Transcribe every line of the records verbatim.

RECORDS PROVIDED
★ ★ ★ ★

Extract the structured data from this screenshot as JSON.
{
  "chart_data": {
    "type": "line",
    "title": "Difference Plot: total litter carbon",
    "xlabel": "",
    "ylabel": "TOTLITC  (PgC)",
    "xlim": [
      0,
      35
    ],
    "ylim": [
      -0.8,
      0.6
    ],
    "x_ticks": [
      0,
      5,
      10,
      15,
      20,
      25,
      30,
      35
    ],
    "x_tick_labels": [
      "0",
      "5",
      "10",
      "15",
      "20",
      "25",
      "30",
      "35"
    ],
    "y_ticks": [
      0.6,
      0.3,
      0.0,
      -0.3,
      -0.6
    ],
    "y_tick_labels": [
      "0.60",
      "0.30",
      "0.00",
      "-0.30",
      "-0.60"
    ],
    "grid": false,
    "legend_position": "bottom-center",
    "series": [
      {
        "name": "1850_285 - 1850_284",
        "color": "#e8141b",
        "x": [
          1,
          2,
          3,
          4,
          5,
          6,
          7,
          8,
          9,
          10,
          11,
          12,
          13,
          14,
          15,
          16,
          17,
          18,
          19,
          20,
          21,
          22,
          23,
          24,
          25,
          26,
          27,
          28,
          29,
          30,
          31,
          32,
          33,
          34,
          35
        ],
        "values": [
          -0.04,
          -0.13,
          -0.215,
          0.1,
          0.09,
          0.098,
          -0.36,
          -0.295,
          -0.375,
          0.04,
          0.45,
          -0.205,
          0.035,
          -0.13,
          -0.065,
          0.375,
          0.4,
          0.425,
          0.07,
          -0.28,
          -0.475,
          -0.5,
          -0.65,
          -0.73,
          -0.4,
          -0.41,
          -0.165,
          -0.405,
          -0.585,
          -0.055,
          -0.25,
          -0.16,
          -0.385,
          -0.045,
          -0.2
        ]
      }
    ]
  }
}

★ ★ ★ ★

WORKED SOLUTION
Extract the structured data from this screenshot as JSON.
{
  "chart_data": {
    "type": "line",
    "title": "Difference Plot: total litter carbon",
    "xlabel": "",
    "ylabel": "TOTLITC  (PgC)",
    "xlim": [
      0,
      35
    ],
    "ylim": [
      -0.8,
      0.6
    ],
    "x_ticks": [
      0,
      5,
      10,
      15,
      20,
      25,
      30,
      35
    ],
    "x_tick_labels": [
      "0",
      "5",
      "10",
      "15",
      "20",
      "25",
      "30",
      "35"
    ],
    "y_ticks": [
      0.6,
      0.3,
      0.0,
      -0.3,
      -0.6
    ],
    "y_tick_labels": [
      "0.60",
      "0.30",
      "0.00",
      "-0.30",
      "-0.60"
    ],
    "grid": false,
    "legend_position": "bottom-center",
    "series": [
      {
        "name": "1850_285 - 1850_284",
        "color": "#e8141b",
        "x": [
          1,
          2,
          3,
          4,
          5,
          6,
          7,
          8,
          9,
          10,
          11,
          12,
          13,
          14,
          15,
          16,
          17,
          18,
          19,
          20,
          21,
          22,
          23,
          24,
          25,
          26,
          27,
          28,
          29,
          30,
          31,
          32,
          33,
          34,
          35
        ],
        "values": [
          -0.04,
          -0.13,
          -0.215,
          0.1,
          0.09,
          0.098,
          -0.36,
          -0.295,
          -0.375,
          0.04,
          0.45,
          -0.205,
          0.035,
          -0.13,
          -0.065,
          0.375,
          0.4,
          0.425,
          0.07,
          -0.28,
          -0.475,
          -0.5,
          -0.65,
          -0.73,
          -0.4,
          -0.41,
          -0.165,
          -0.405,
          -0.585,
          -0.055,
          -0.25,
          -0.16,
          -0.385,
          -0.045,
          -0.2
        ]
      }
    ]
  }
}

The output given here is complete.